>> begin Supplied information
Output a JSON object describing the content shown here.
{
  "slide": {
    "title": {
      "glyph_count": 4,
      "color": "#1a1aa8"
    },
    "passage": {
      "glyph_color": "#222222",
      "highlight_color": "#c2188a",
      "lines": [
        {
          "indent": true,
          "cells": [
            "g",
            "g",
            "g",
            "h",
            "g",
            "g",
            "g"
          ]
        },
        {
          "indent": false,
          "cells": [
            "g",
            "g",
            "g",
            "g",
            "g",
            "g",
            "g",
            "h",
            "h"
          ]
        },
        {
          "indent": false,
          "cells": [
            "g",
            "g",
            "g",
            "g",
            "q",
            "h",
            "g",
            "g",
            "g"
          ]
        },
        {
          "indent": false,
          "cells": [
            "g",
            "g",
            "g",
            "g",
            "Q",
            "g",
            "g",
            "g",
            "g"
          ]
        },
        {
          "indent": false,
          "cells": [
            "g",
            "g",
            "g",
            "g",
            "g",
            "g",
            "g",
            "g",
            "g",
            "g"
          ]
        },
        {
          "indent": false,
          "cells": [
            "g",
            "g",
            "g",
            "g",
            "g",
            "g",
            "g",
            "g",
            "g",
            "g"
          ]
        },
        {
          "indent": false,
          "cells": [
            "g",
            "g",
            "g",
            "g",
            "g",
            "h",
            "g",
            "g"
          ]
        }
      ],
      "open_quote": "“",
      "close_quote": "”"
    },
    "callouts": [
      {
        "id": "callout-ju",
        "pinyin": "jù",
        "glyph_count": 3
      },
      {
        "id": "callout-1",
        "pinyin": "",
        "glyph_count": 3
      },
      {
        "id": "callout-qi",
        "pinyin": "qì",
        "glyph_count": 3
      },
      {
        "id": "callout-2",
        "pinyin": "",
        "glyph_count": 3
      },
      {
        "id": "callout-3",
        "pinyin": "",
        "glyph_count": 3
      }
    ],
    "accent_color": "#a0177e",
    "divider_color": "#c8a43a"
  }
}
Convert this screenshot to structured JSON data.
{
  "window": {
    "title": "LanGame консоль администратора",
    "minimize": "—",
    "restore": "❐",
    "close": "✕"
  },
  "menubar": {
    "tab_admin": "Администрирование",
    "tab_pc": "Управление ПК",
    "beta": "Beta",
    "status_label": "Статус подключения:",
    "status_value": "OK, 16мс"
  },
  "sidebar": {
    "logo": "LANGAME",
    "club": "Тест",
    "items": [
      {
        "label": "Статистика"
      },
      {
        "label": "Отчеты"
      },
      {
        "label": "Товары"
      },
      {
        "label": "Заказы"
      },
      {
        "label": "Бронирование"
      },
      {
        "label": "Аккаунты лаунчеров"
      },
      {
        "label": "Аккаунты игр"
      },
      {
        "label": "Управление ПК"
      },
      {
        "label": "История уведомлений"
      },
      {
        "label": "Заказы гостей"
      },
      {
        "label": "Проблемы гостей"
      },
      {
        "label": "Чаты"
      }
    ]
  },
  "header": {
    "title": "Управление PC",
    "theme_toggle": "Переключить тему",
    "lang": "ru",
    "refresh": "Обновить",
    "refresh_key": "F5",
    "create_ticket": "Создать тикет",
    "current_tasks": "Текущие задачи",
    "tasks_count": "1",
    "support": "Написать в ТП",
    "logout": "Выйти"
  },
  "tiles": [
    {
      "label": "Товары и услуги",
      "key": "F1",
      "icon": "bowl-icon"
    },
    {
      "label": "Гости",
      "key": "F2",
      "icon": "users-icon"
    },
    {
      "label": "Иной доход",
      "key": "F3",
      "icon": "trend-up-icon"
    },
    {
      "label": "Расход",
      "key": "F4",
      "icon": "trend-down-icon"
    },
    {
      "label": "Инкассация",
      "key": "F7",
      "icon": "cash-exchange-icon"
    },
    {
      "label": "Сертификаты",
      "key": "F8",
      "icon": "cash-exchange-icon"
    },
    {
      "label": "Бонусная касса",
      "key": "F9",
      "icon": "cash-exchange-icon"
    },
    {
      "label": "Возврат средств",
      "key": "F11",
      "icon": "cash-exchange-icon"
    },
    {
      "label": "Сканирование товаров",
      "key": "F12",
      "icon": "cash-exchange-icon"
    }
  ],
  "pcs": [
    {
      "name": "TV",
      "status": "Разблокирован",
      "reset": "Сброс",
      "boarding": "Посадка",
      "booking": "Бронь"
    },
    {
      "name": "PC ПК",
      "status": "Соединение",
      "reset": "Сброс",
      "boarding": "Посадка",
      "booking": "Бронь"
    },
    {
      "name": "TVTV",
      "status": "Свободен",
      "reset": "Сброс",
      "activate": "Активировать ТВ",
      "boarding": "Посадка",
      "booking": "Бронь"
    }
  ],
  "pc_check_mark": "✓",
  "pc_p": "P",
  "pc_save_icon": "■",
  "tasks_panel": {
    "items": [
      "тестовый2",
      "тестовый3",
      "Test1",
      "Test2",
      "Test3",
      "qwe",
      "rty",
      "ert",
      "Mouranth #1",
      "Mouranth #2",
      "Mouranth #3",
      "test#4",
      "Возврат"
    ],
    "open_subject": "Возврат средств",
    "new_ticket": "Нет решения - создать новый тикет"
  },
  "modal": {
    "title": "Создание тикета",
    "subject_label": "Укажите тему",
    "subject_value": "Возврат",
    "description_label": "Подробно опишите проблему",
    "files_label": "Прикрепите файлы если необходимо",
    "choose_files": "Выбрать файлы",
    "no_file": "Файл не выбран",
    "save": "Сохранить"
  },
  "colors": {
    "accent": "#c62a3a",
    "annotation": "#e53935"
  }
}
>> end Supplied information
Transcribe the data. Leave every line exactly as it is.

Output a JSON object describing the content shown here.
{
  "slide": {
    "title": {
      "glyph_count": 4,
      "color": "#1a1aa8"
    },
    "passage": {
      "glyph_color": "#222222",
      "highlight_color": "#c2188a",
      "lines": [
        {
          "indent": true,
          "cells": [
            "g",
            "g",
            "g",
            "h",
            "g",
            "g",
            "g"
          ]
        },
        {
          "indent": false,
          "cells": [
            "g",
            "g",
            "g",
            "g",
            "g",
            "g",
            "g",
            "h",
            "h"
          ]
        },
        {
          "indent": false,
          "cells": [
            "g",
            "g",
            "g",
            "g",
            "q",
            "h",
            "g",
            "g",
            "g"
          ]
        },
        {
          "indent": false,
          "cells": [
            "g",
            "g",
            "g",
            "g",
            "Q",
            "g",
            "g",
            "g",
            "g"
          ]
        },
        {
          "indent": false,
          "cells": [
            "g",
            "g",
            "g",
            "g",
            "g",
            "g",
            "g",
            "g",
            "g",
            "g"
          ]
        },
        {
          "indent": false,
          "cells": [
            "g",
            "g",
            "g",
            "g",
            "g",
            "g",
            "g",
            "g",
            "g",
            "g"
          ]
        },
        {
          "indent": false,
          "cells": [
            "g",
            "g",
            "g",
            "g",
            "g",
            "h",
            "g",
            "g"
          ]
        }
      ],
      "open_quote": "“",
      "close_quote": "”"
    },
    "callouts": [
      {
        "id": "callout-ju",
        "pinyin": "jù",
        "glyph_count": 3
      },
      {
        "id": "callout-1",
        "pinyin": "",
        "glyph_count": 3
      },
      {
        "id": "callout-qi",
        "pinyin": "qì",
        "glyph_count": 3
      },
      {
        "id": "callout-2",
        "pinyin": "",
        "glyph_count": 3
      },
      {
        "id": "callout-3",
        "pinyin": "",
        "glyph_count": 3
      }
    ],
    "accent_color": "#a0177e",
    "divider_color": "#c8a43a"
  }
}
Convert this screenshot to structured JSON data.
{
  "window": {
    "title": "LanGame консоль администратора",
    "minimize": "—",
    "restore": "❐",
    "close": "✕"
  },
  "menubar": {
    "tab_admin": "Администрирование",
    "tab_pc": "Управление ПК",
    "beta": "Beta",
    "status_label": "Статус подключения:",
    "status_value": "OK, 16мс"
  },
  "sidebar": {
    "logo": "LANGAME",
    "club": "Тест",
    "items": [
      {
        "label": "Статистика"
      },
      {
        "label": "Отчеты"
      },
      {
        "label": "Товары"
      },
      {
        "label": "Заказы"
      },
      {
        "label": "Бронирование"
      },
      {
        "label": "Аккаунты лаунчеров"
      },
      {
        "label": "Аккаунты игр"
      },
      {
        "label": "Управление ПК"
      },
      {
        "label": "История уведомлений"
      },
      {
        "label": "Заказы гостей"
      },
      {
        "label": "Проблемы гостей"
      },
      {
        "label": "Чаты"
      }
    ]
  },
  "header": {
    "title": "Управление PC",
    "theme_toggle": "Переключить тему",
    "lang": "ru",
    "refresh": "Обновить",
    "refresh_key": "F5",
    "create_ticket": "Создать тикет",
    "current_tasks": "Текущие задачи",
    "tasks_count": "1",
    "support": "Написать в ТП",
    "logout": "Выйти"
  },
  "tiles": [
    {
      "label": "Товары и услуги",
      "key": "F1",
      "icon": "bowl-icon"
    },
    {
      "label": "Гости",
      "key": "F2",
      "icon": "users-icon"
    },
    {
      "label": "Иной доход",
      "key": "F3",
      "icon": "trend-up-icon"
    },
    {
      "label": "Расход",
      "key": "F4",
      "icon": "trend-down-icon"
    },
    {
      "label": "Инкассация",
      "key": "F7",
      "icon": "cash-exchange-icon"
    },
    {
      "label": "Сертификаты",
      "key": "F8",
      "icon": "cash-exchange-icon"
    },
    {
      "label": "Бонусная касса",
      "key": "F9",
      "icon": "cash-exchange-icon"
    },
    {
      "label": "Возврат средств",
      "key": "F11",
      "icon": "cash-exchange-icon"
    },
    {
      "label": "Сканирование товаров",
      "key": "F12",
      "icon": "cash-exchange-icon"
    }
  ],
  "pcs": [
    {
      "name": "TV",
      "status": "Разблокирован",
      "reset": "Сброс",
      "boarding": "Посадка",
      "booking": "Бронь"
    },
    {
      "name": "PC ПК",
      "status": "Соединение",
      "reset": "Сброс",
      "boarding": "Посадка",
      "booking": "Бронь"
    },
    {
      "name": "TVTV",
      "status": "Свободен",
      "reset": "Сброс",
      "activate": "Активировать ТВ",
      "boarding": "Посадка",
      "booking": "Бронь"
    }
  ],
  "pc_check_mark": "✓",
  "pc_p": "P",
  "pc_save_icon": "■",
  "tasks_panel": {
    "items": [
      "тестовый2",
      "тестовый3",
      "Test1",
      "Test2",
      "Test3",
      "qwe",
      "rty",
      "ert",
      "Mouranth #1",
      "Mouranth #2",
      "Mouranth #3",
      "test#4",
      "Возврат"
    ],
    "open_subject": "Возврат средств",
    "new_ticket": "Нет решения - создать новый тикет"
  },
  "modal": {
    "title": "Создание тикета",
    "subject_label": "Укажите тему",
    "subject_value": "Возврат",
    "description_label": "Подробно опишите проблему",
    "files_label": "Прикрепите файлы если необходимо",
    "choose_files": "Выбрать файлы",
    "no_file": "Файл не выбран",
    "save": "Сохранить"
  },
  "colors": {
    "accent": "#c62a3a",
    "annotation": "#e53935"
  }
}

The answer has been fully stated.